AIM ▸ Print, exactly and completely, every entry in the data.

TASK INPUTS ▸
:::
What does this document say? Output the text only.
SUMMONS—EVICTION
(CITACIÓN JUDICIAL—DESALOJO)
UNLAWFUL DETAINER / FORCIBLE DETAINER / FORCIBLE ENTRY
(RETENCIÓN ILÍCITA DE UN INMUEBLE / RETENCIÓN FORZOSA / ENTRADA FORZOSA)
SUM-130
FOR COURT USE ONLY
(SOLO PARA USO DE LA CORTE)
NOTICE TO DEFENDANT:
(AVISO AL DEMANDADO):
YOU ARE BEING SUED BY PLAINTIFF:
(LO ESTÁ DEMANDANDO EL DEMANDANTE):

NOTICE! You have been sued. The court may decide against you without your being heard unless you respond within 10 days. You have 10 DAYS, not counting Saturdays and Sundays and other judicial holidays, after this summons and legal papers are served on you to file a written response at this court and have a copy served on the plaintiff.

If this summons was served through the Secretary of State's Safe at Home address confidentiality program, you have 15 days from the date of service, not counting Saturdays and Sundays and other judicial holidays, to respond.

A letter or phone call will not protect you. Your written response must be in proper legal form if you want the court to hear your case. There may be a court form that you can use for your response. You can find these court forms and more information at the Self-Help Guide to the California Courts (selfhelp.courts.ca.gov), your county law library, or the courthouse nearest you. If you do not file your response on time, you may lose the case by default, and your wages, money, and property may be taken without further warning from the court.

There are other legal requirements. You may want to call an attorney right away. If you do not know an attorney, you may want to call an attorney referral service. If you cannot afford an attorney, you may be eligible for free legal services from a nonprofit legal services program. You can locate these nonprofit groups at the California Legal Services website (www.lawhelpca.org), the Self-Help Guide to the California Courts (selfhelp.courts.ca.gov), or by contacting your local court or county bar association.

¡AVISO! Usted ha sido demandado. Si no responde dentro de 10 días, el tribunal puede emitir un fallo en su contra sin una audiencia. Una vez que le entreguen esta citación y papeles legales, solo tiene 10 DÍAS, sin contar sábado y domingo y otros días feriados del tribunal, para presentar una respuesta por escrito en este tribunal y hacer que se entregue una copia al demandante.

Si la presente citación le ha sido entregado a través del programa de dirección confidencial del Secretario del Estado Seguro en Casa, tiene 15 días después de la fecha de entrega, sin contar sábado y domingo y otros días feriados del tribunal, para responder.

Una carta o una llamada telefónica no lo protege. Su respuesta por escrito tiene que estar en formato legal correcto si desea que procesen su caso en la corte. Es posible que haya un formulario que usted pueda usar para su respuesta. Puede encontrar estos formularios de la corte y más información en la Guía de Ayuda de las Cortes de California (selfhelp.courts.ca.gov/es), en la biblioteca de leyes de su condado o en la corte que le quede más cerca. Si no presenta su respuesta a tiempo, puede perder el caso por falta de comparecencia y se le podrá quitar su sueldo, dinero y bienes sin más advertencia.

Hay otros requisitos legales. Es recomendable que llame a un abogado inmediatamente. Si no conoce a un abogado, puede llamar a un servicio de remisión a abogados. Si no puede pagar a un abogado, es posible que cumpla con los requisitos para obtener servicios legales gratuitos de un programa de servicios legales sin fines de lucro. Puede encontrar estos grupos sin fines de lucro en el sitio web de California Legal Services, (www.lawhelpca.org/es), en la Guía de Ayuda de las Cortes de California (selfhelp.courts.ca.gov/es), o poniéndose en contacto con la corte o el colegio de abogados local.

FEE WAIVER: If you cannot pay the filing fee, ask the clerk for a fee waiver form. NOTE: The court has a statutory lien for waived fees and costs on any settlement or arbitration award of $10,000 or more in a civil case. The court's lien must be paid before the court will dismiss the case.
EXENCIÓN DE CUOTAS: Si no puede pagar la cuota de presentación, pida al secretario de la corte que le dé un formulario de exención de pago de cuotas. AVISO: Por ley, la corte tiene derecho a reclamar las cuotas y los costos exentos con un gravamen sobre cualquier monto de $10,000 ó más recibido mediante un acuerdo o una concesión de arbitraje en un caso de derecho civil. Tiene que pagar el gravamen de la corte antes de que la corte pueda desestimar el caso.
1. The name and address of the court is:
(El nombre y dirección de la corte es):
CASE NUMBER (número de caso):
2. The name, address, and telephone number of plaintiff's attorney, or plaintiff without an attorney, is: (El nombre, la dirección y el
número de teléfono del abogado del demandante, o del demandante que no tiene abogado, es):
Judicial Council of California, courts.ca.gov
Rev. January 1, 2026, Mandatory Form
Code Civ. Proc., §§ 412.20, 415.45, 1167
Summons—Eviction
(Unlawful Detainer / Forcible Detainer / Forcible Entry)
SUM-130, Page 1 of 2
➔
:::
ANSWER IN FULL ▸
What does this document say? Output the text only.
SUMMONS—EVICTION
(CITACIÓN JUDICIAL—DESALOJO)
UNLAWFUL DETAINER / FORCIBLE DETAINER / FORCIBLE ENTRY
(RETENCIÓN ILÍCITA DE UN INMUEBLE / RETENCIÓN FORZOSA / ENTRADA FORZOSA)
SUM-130
FOR COURT USE ONLY
(SOLO PARA USO DE LA CORTE)
NOTICE TO DEFENDANT:
(AVISO AL DEMANDADO):
YOU ARE BEING SUED BY PLAINTIFF:
(LO ESTÁ DEMANDANDO EL DEMANDANTE):

NOTICE! You have been sued. The court may decide against you without your being heard unless you respond within 10 days. You have 10 DAYS, not counting Saturdays and Sundays and other judicial holidays, after this summons and legal papers are served on you to file a written response at this court and have a copy served on the plaintiff.

If this summons was served through the Secretary of State's Safe at Home address confidentiality program, you have 15 days from the date of service, not counting Saturdays and Sundays and other judicial holidays, to respond.

A letter or phone call will not protect you. Your written response must be in proper legal form if you want the court to hear your case. There may be a court form that you can use for your response. You can find these court forms and more information at the Self-Help Guide to the California Courts (selfhelp.courts.ca.gov), your county law library, or the courthouse nearest you. If you do not file your response on time, you may lose the case by default, and your wages, money, and property may be taken without further warning from the court.

There are other legal requirements. You may want to call an attorney right away. If you do not know an attorney, you may want to call an attorney referral service. If you cannot afford an attorney, you may be eligible for free legal services from a nonprofit legal services program. You can locate these nonprofit groups at the California Legal Services website (www.lawhelpca.org), the Self-Help Guide to the California Courts (selfhelp.courts.ca.gov), or by contacting your local court or county bar association.

¡AVISO! Usted ha sido demandado. Si no responde dentro de 10 días, el tribunal puede emitir un fallo en su contra sin una audiencia. Una vez que le entreguen esta citación y papeles legales, solo tiene 10 DÍAS, sin contar sábado y domingo y otros días feriados del tribunal, para presentar una respuesta por escrito en este tribunal y hacer que se entregue una copia al demandante.

Si la presente citación le ha sido entregado a través del programa de dirección confidencial del Secretario del Estado Seguro en Casa, tiene 15 días después de la fecha de entrega, sin contar sábado y domingo y otros días feriados del tribunal, para responder.

Una carta o una llamada telefónica no lo protege. Su respuesta por escrito tiene que estar en formato legal correcto si desea que procesen su caso en la corte. Es posible que haya un formulario que usted pueda usar para su respuesta. Puede encontrar estos formularios de la corte y más información en la Guía de Ayuda de las Cortes de California (selfhelp.courts.ca.gov/es), en la biblioteca de leyes de su condado o en la corte que le quede más cerca. Si no presenta su respuesta a tiempo, puede perder el caso por falta de comparecencia y se le podrá quitar su sueldo, dinero y bienes sin más advertencia.

Hay otros requisitos legales. Es recomendable que llame a un abogado inmediatamente. Si no conoce a un abogado, puede llamar a un servicio de remisión a abogados. Si no puede pagar a un abogado, es posible que cumpla con los requisitos para obtener servicios legales gratuitos de un programa de servicios legales sin fines de lucro. Puede encontrar estos grupos sin fines de lucro en el sitio web de California Legal Services, (www.lawhelpca.org/es), en la Guía de Ayuda de las Cortes de California (selfhelp.courts.ca.gov/es), o poniéndose en contacto con la corte o el colegio de abogados local.

FEE WAIVER: If you cannot pay the filing fee, ask the clerk for a fee waiver form. NOTE: The court has a statutory lien for waived fees and costs on any settlement or arbitration award of $10,000 or more in a civil case. The court's lien must be paid before the court will dismiss the case.
EXENCIÓN DE CUOTAS: Si no puede pagar la cuota de presentación, pida al secretario de la corte que le dé un formulario de exención de pago de cuotas. AVISO: Por ley, la corte tiene derecho a reclamar las cuotas y los costos exentos con un gravamen sobre cualquier monto de $10,000 ó más recibido mediante un acuerdo o una concesión de arbitraje en un caso de derecho civil. Tiene que pagar el gravamen de la corte antes de que la corte pueda desestimar el caso.
1. The name and address of the court is:
(El nombre y dirección de la corte es):
CASE NUMBER (número de caso):
2. The name, address, and telephone number of plaintiff's attorney, or plaintiff without an attorney, is: (El nombre, la dirección y el
número de teléfono del abogado del demandante, o del demandante que no tiene abogado, es):
Judicial Council of California, courts.ca.gov
Rev. January 1, 2026, Mandatory Form
Code Civ. Proc., §§ 412.20, 415.45, 1167
Summons—Eviction
(Unlawful Detainer / Forcible Detainer / Forcible Entry)
SUM-130, Page 1 of 2
➔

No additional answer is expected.